## DATA SHOWN

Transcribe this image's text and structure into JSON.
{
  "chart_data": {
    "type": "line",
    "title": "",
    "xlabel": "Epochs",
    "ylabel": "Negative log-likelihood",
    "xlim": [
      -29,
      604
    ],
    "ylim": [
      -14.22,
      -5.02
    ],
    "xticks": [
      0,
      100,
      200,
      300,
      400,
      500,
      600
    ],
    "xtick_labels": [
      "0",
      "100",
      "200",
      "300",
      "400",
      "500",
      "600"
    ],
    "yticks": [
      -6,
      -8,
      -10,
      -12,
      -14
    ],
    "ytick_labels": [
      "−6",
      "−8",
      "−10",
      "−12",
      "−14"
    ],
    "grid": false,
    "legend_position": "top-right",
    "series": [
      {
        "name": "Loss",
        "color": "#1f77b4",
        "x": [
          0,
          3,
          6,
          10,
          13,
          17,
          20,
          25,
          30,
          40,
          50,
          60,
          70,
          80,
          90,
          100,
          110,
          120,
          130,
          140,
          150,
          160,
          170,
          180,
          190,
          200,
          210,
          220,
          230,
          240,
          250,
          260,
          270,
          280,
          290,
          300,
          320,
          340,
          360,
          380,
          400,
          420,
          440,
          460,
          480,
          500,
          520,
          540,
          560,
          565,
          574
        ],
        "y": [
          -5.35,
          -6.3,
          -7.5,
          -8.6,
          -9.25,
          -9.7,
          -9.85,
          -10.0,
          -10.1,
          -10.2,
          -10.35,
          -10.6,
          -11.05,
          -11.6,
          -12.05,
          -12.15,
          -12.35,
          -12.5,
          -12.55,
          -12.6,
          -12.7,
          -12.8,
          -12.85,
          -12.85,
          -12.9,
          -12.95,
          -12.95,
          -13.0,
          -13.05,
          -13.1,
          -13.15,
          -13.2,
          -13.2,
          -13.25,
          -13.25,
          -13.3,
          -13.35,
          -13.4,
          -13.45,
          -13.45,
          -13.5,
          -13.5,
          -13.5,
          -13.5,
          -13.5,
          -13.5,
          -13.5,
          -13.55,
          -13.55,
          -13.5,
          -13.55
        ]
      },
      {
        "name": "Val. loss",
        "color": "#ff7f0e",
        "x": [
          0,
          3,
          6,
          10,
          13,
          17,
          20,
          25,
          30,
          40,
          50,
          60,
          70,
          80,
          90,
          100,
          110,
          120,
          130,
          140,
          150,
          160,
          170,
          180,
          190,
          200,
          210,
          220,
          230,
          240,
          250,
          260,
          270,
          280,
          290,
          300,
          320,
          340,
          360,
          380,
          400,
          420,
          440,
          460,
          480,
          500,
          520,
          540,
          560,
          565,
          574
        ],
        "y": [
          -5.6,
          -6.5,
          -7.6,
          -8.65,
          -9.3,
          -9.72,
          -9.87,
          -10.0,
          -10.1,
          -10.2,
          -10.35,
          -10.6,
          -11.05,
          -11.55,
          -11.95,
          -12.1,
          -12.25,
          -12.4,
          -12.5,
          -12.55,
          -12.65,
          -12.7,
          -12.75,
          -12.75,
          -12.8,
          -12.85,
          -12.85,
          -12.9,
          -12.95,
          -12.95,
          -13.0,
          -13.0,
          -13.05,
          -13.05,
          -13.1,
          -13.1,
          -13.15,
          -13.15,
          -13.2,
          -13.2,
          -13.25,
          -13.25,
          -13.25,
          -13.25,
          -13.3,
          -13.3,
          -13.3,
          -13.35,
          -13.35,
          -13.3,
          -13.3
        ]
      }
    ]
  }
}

## AIM
Each line of the material should be echoed exactly.

## EXERCISE RESPONSE
Transcribe this image's text and structure into JSON.
{
  "chart_data": {
    "type": "line",
    "title": "",
    "xlabel": "Epochs",
    "ylabel": "Negative log-likelihood",
    "xlim": [
      -29,
      604
    ],
    "ylim": [
      -14.22,
      -5.02
    ],
    "xticks": [
      0,
      100,
      200,
      300,
      400,
      500,
      600
    ],
    "xtick_labels": [
      "0",
      "100",
      "200",
      "300",
      "400",
      "500",
      "600"
    ],
    "yticks": [
      -6,
      -8,
      -10,
      -12,
      -14
    ],
    "ytick_labels": [
      "−6",
      "−8",
      "−10",
      "−12",
      "−14"
    ],
    "grid": false,
    "legend_position": "top-right",
    "series": [
      {
        "name": "Loss",
        "color": "#1f77b4",
        "x": [
          0,
          3,
          6,
          10,
          13,
          17,
          20,
          25,
          30,
          40,
          50,
          60,
          70,
          80,
          90,
          100,
          110,
          120,
          130,
          140,
          150,
          160,
          170,
          180,
          190,
          200,
          210,
          220,
          230,
          240,
          250,
          260,
          270,
          280,
          290,
          300,
          320,
          340,
          360,
          380,
          400,
          420,
          440,
          460,
          480,
          500,
          520,
          540,
          560,
          565,
          574
        ],
        "y": [
          -5.35,
          -6.3,
          -7.5,
          -8.6,
          -9.25,
          -9.7,
          -9.85,
          -10.0,
          -10.1,
          -10.2,
          -10.35,
          -10.6,
          -11.05,
          -11.6,
          -12.05,
          -12.15,
          -12.35,
          -12.5,
          -12.55,
          -12.6,
          -12.7,
          -12.8,
          -12.85,
          -12.85,
          -12.9,
          -12.95,
          -12.95,
          -13.0,
          -13.05,
          -13.1,
          -13.15,
          -13.2,
          -13.2,
          -13.25,
          -13.25,
          -13.3,
          -13.35,
          -13.4,
          -13.45,
          -13.45,
          -13.5,
          -13.5,
          -13.5,
          -13.5,
          -13.5,
          -13.5,
          -13.5,
          -13.55,
          -13.55,
          -13.5,
          -13.55
        ]
      },
      {
        "name": "Val. loss",
        "color": "#ff7f0e",
        "x": [
          0,
          3,
          6,
          10,
          13,
          17,
          20,
          25,
          30,
          40,
          50,
          60,
          70,
          80,
          90,
          100,
          110,
          120,
          130,
          140,
          150,
          160,
          170,
          180,
          190,
          200,
          210,
          220,
          230,
          240,
          250,
          260,
          270,
          280,
          290,
          300,
          320,
          340,
          360,
          380,
          400,
          420,
          440,
          460,
          480,
          500,
          520,
          540,
          560,
          565,
          574
        ],
        "y": [
          -5.6,
          -6.5,
          -7.6,
          -8.65,
          -9.3,
          -9.72,
          -9.87,
          -10.0,
          -10.1,
          -10.2,
          -10.35,
          -10.6,
          -11.05,
          -11.55,
          -11.95,
          -12.1,
          -12.25,
          -12.4,
          -12.5,
          -12.55,
          -12.65,
          -12.7,
          -12.75,
          -12.75,
          -12.8,
          -12.85,
          -12.85,
          -12.9,
          -12.95,
          -12.95,
          -13.0,
          -13.0,
          -13.05,
          -13.05,
          -13.1,
          -13.1,
          -13.15,
          -13.15,
          -13.2,
          -13.2,
          -13.25,
          -13.25,
          -13.25,
          -13.25,
          -13.3,
          -13.3,
          -13.3,
          -13.35,
          -13.35,
          -13.3,
          -13.3
        ]
      }
    ]
  }
}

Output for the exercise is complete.